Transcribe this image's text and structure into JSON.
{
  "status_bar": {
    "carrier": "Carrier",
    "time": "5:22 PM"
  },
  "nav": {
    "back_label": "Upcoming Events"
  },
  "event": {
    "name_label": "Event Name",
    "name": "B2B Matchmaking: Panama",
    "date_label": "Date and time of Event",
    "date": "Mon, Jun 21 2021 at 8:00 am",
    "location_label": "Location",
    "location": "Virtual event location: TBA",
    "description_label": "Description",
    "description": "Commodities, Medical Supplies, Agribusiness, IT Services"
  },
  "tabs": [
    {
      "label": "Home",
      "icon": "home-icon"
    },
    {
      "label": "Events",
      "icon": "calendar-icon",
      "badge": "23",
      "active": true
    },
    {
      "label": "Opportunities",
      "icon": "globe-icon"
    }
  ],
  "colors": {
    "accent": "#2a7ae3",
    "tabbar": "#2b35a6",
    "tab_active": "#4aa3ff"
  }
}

# WORK INSTRUCTIONS:
Some lines of the data may hold the word "time". Say how many do, with nothing else.

# EXERCISE SOLUTION:
2